* START SUPPLIED DATA *

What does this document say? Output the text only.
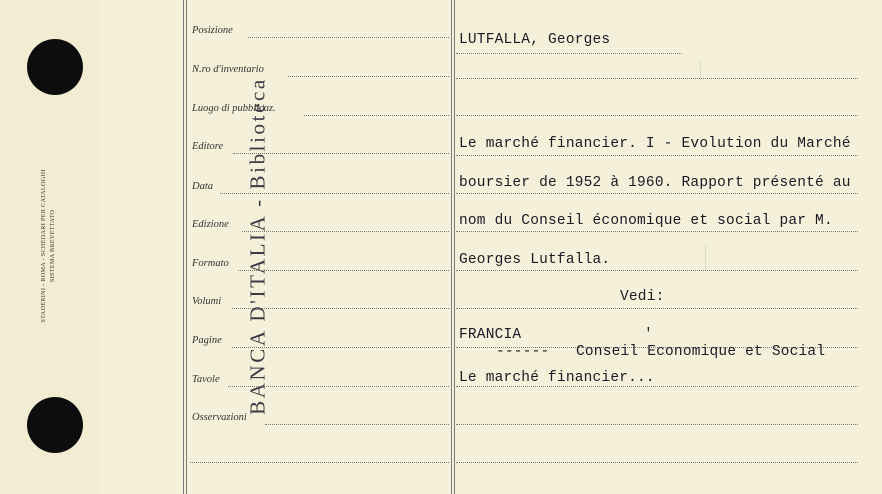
STADERINI - ROMA - SCHEDARI PER CATALOGHI SISTEMA BREVETTATO	BANCA D'ITALIA - Biblioteca
Posizione
N.ro d'inventario
Luogo di pubblicaz.
Editore
Data
Edizione
Formato
Volumi
Pagine
Tavole
Osservazioni
LUTFALLA, Georges
Le marché financier. I - Evolution du Marché
boursier de 1952 à 1960. Rapport présenté au
nom du Conseil économique et social par M.
Georges Lutfalla.
Vedi:
FRANCIA	'
------ Conseil Economique et Social
Le marché financier...
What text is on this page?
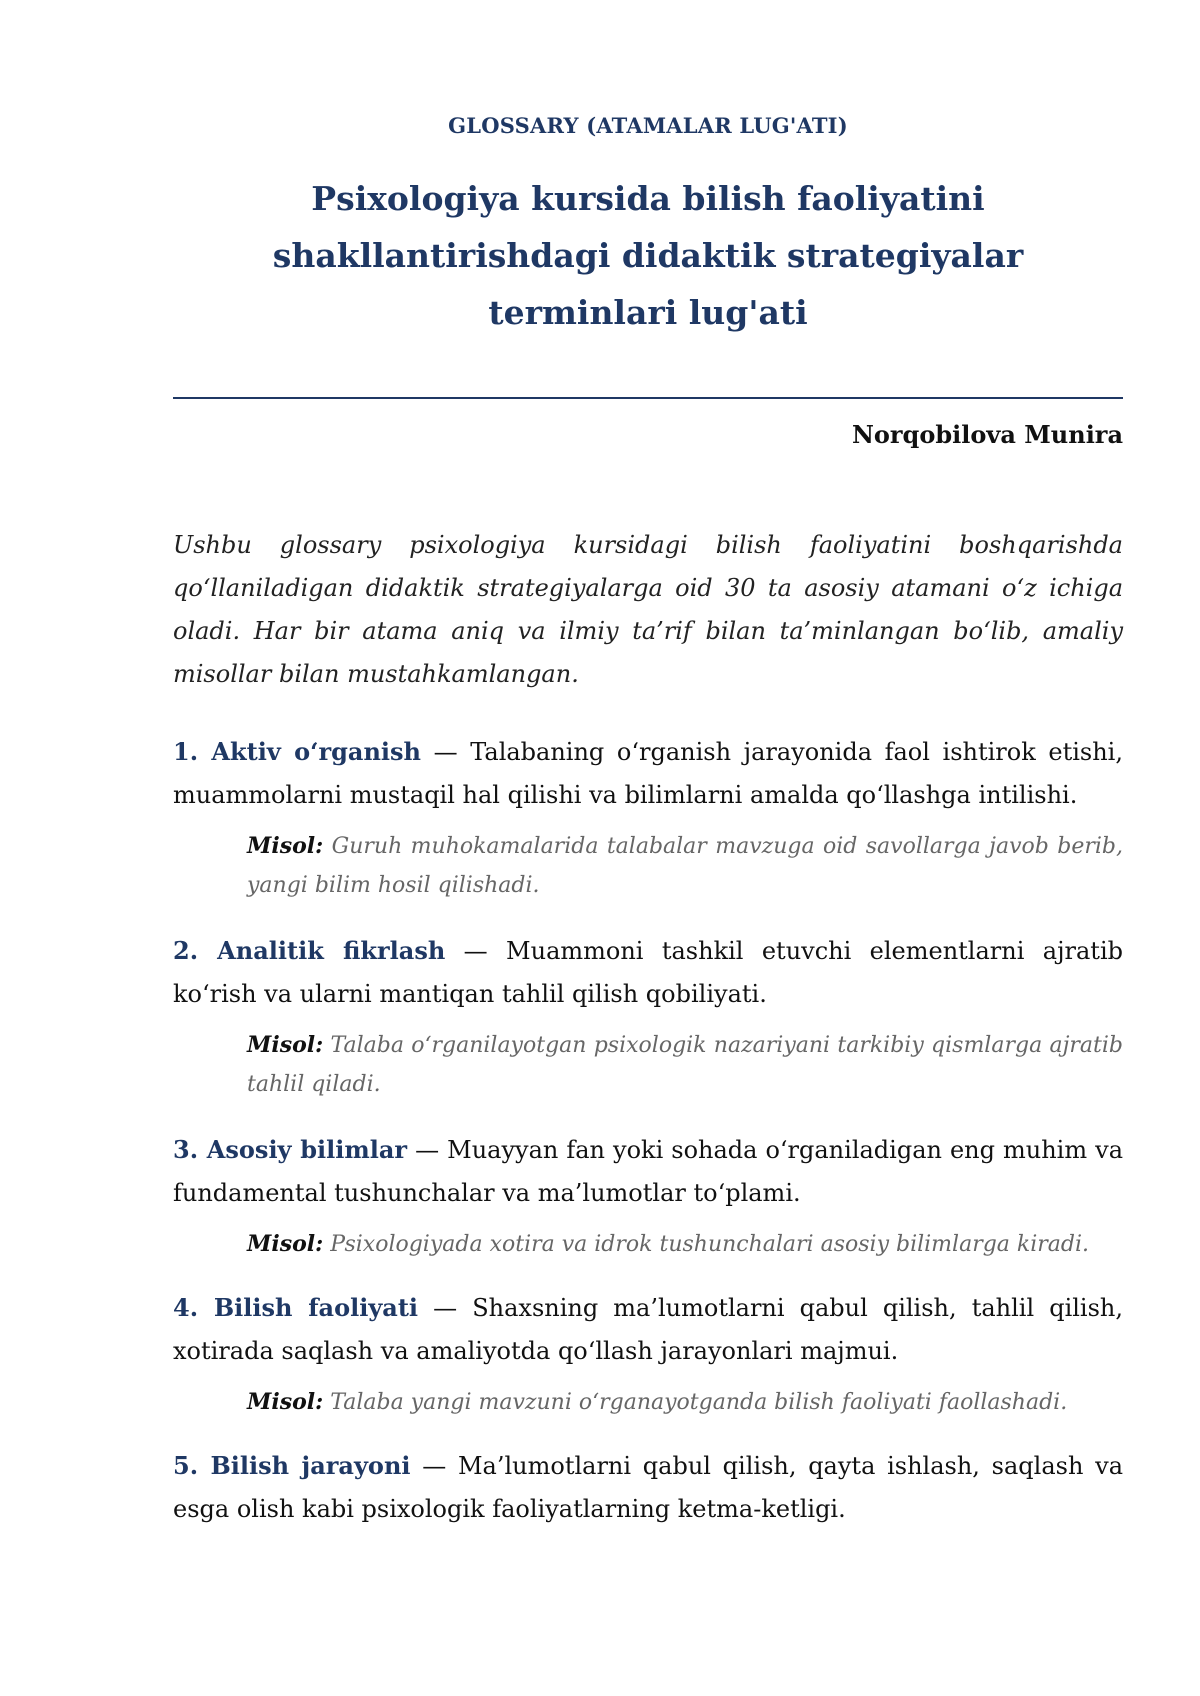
GLOSSARY (ATAMALAR LUG'ATI)
Psixologiya kursida bilish faoliyatini shakllantirishdagi didaktik strategiyalar terminlari lug'ati
Norqobilova Munira

Ushbu glossary psixologiya kursidagi bilish faoliyatini boshqarishda qo‘llaniladigan didaktik strategiyalarga oid 30 ta asosiy atamani o‘z ichiga oladi. Har bir atama aniq va ilmiy ta’rif bilan ta’minlangan bo‘lib, amaliy misollar bilan mustahkamlangan.

1. Aktiv o‘rganish — Talabaning o‘rganish jarayonida faol ishtirok etishi, muammolarni mustaqil hal qilishi va bilimlarni amalda qo‘llashga intilishi.

Misol: Guruh muhokamalarida talabalar mavzuga oid savollarga javob berib, yangi bilim hosil qilishadi.

2. Analitik fikrlash — Muammoni tashkil etuvchi elementlarni ajratib ko‘rish va ularni mantiqan tahlil qilish qobiliyati.

Misol: Talaba o‘rganilayotgan psixologik nazariyani tarkibiy qismlarga ajratib tahlil qiladi.

3. Asosiy bilimlar — Muayyan fan yoki sohada o‘rganiladigan eng muhim va fundamental tushunchalar va ma’lumotlar to‘plami.

Misol: Psixologiyada xotira va idrok tushunchalari asosiy bilimlarga kiradi.

4. Bilish faoliyati — Shaxsning ma’lumotlarni qabul qilish, tahlil qilish, xotirada saqlash va amaliyotda qo‘llash jarayonlari majmui.

Misol: Talaba yangi mavzuni o‘rganayotganda bilish faoliyati faollashadi.

5. Bilish jarayoni — Ma’lumotlarni qabul qilish, qayta ishlash, saqlash va esga olish kabi psixologik faoliyatlarning ketma-ketligi.
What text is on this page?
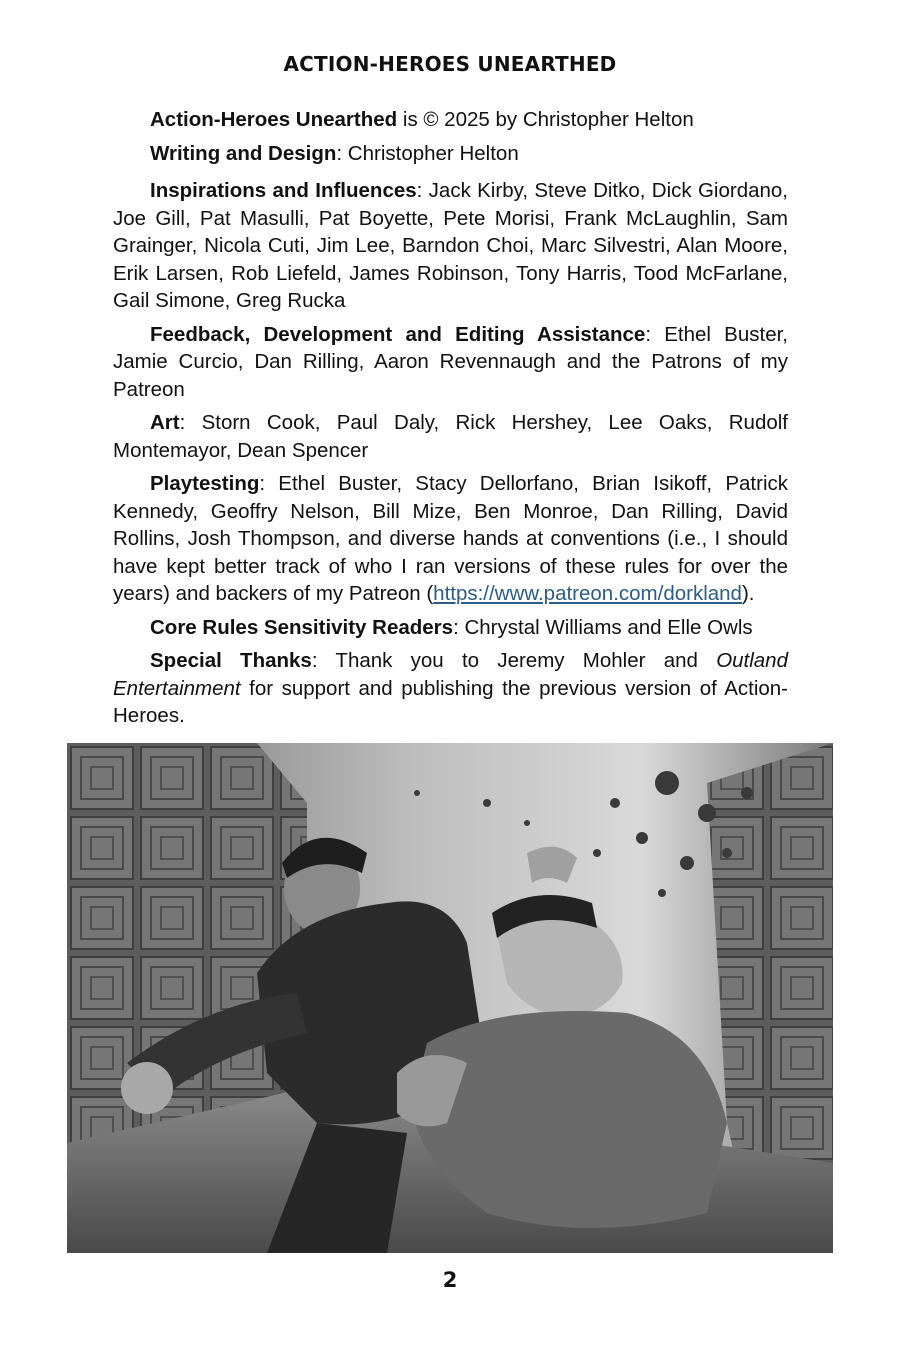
ACTION-HEROES UNEARTHED

Action-Heroes Unearthed is © 2025 by Christopher Helton

Writing and Design: Christopher Helton

Inspirations and Influences: Jack Kirby, Steve Ditko, Dick Giordano, Joe Gill, Pat Masulli, Pat Boyette, Pete Morisi, Frank McLaughlin, Sam Grainger, Nicola Cuti, Jim Lee, Barndon Choi, Marc Silvestri, Alan Moore, Erik Larsen, Rob Liefeld, James Robinson, Tony Harris, Tood McFarlane, Gail Simone, Greg Rucka

Feedback, Development and Editing Assistance: Ethel Buster, Jamie Curcio, Dan Rilling, Aaron Revennaugh and the Patrons of my Patreon

Art: Storn Cook, Paul Daly, Rick Hershey, Lee Oaks, Rudolf Montemayor, Dean Spencer

Playtesting: Ethel Buster, Stacy Dellorfano, Brian Isikoff, Patrick Kennedy, Geoffry Nelson, Bill Mize, Ben Monroe, Dan Rilling, David Rollins, Josh Thompson, and diverse hands at conventions (i.e., I should have kept better track of who I ran versions of these rules for over the years) and backers of my Patreon (https://www.patreon.com/dorkland).

Core Rules Sensitivity Readers: Chrystal Williams and Elle Owls

Special Thanks: Thank you to Jeremy Mohler and Outland Entertainment for support and publishing the previous version of Action-Heroes.

2
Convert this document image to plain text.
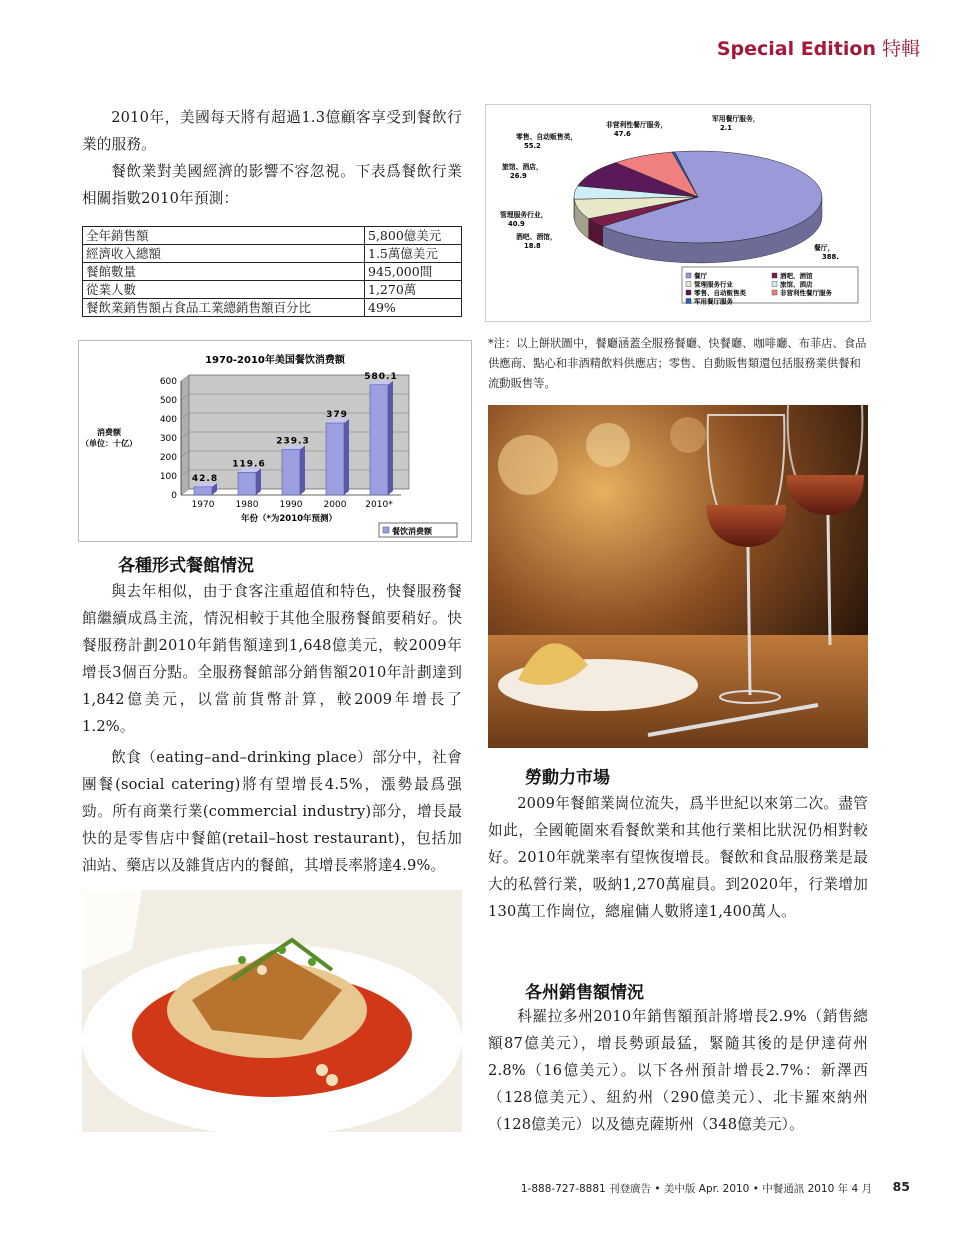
Special Edition 特輯

2010年，美國每天將有超過1.3億顧客享受到餐飲行業的服務。

餐飲業對美國經濟的影響不容忽視。下表爲餐飲行業相關指數2010年預測：

全年銷售額	5,800億美元
經濟收入總額	1.5萬億美元
餐館數量	945,000間
從業人數	1,270萬
餐飲業銷售額占食品工業總銷售額百分比	49%
1970-2010年美国餐饮消费额
0
100
200
300
400
500
600
消费额
（单位：十亿）
42.8
1970
119.6
1980
239.3
1990
379
2000
580.1
2010*
年份（*为2010年预测）
餐饮消费额
餐厅，
388.
酒吧、酒馆，
18.8
管理服务行业，
40.9
旅馆、酒店，
26.9
零售、自动贩售类，
55.2
非营利性餐厅服务，
47.6
军用餐厅服务，
2.1
餐厅	酒吧、酒馆
管理服务行业	旅馆、酒店
零售、自动贩售类	非营利性餐厅服务
军用餐厅服务
*注：以上餅狀圖中，餐廳涵蓋全服務餐廳、快餐廳、咖啡廳、布菲店、食品供應商、點心和非酒精飲料供應店；零售、自動販售類還包括服務業供餐和流動販售等。
各種形式餐館情況

與去年相似，由于食客注重超值和特色，快餐服務餐館繼續成爲主流，情況相較于其他全服務餐館要稍好。快餐服務計劃2010年銷售額達到1,648億美元，較2009年增長3個百分點。全服務餐館部分銷售額2010年計劃達到1,842億美元，以當前貨幣計算，較2009年增長了1.2%。

飲食（eating–and–drinking place）部分中，社會團餐(social catering)將有望增長4.5%，漲勢最爲强勁。所有商業行業(commercial industry)部分，增長最快的是零售店中餐館(retail–host restaurant)，包括加油站、藥店以及雜貨店内的餐館，其增長率將達4.9%。

勞動力市場

2009年餐館業崗位流失，爲半世紀以來第二次。盡管如此，全國範圍來看餐飲業和其他行業相比狀況仍相對較好。2010年就業率有望恢復增長。餐飲和食品服務業是最大的私營行業，吸納1,270萬雇員。到2020年，行業增加130萬工作崗位，總雇傭人數將達1,400萬人。

各州銷售額情況

科羅拉多州2010年銷售額預計將增長2.9%（銷售總額87億美元），增長勢頭最猛，緊隨其後的是伊達荷州2.8%（16億美元）。以下各州預計增長2.7%：新澤西（128億美元）、紐約州（290億美元）、北卡羅來納州（128億美元）以及德克薩斯州（348億美元）。

1-888-727-8881 刊登廣告 • 美中版 Apr. 2010 • 中餐通訊 2010 年 4 月 85
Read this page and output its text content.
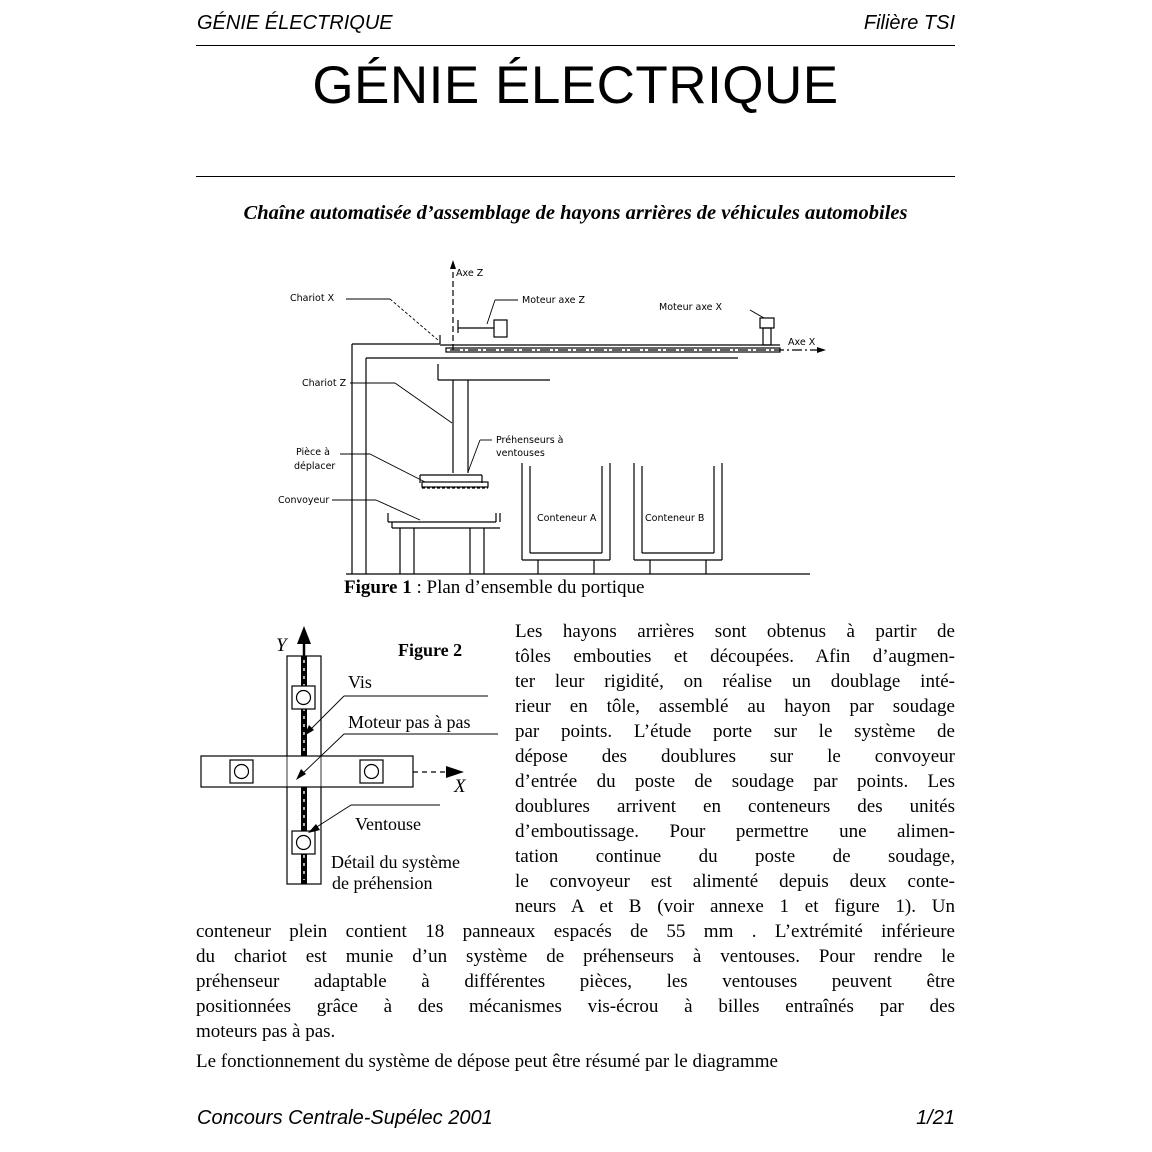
GÉNIE ÉLECTRIQUE	Filière TSI
GÉNIE ÉLECTRIQUE
Chaîne automatisée d’assemblage de hayons arrières de véhicules automobiles
Axe Z
Chariot X	Moteur axe Z
Moteur axe X
Axe X
Chariot Z
Préhenseurs à
ventouses
Pièce à
déplacer
Convoyeur
Conteneur A	Conteneur B
Figure 1 : Plan d’ensemble du portique
Y	Figure 2
Vis
Moteur pas à pas
X
Ventouse
Détail du système
de préhension

Les hayons arrières sont obtenus à partir de

tôles embouties et découpées. Afin d’augmen-

ter leur rigidité, on réalise un doublage inté-

rieur en tôle, assemblé au hayon par soudage

par points. L’étude porte sur le système de

dépose des doublures sur le convoyeur

d’entrée du poste de soudage par points. Les

doublures arrivent en conteneurs des unités

d’emboutissage. Pour permettre une alimen-

tation continue du poste de soudage,

le convoyeur est alimenté depuis deux conte-

neurs A et B (voir annexe 1 et figure 1). Un

conteneur plein contient 18 panneaux espacés de 55 mm . L’extrémité inférieure

du chariot est munie d’un système de préhenseurs à ventouses. Pour rendre le

préhenseur adaptable à différentes pièces, les ventouses peuvent être

positionnées grâce à des mécanismes vis-écrou à billes entraînés par des

moteurs pas à pas.
Le fonctionnement du système de dépose peut être résumé par le diagramme
Concours Centrale-Supélec 2001	1/21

* END SUPPLIED DATA *

### PROBLEM
Report the number of lines containing the string "yangi" and add nothing to it.

### FINISHED TASK
2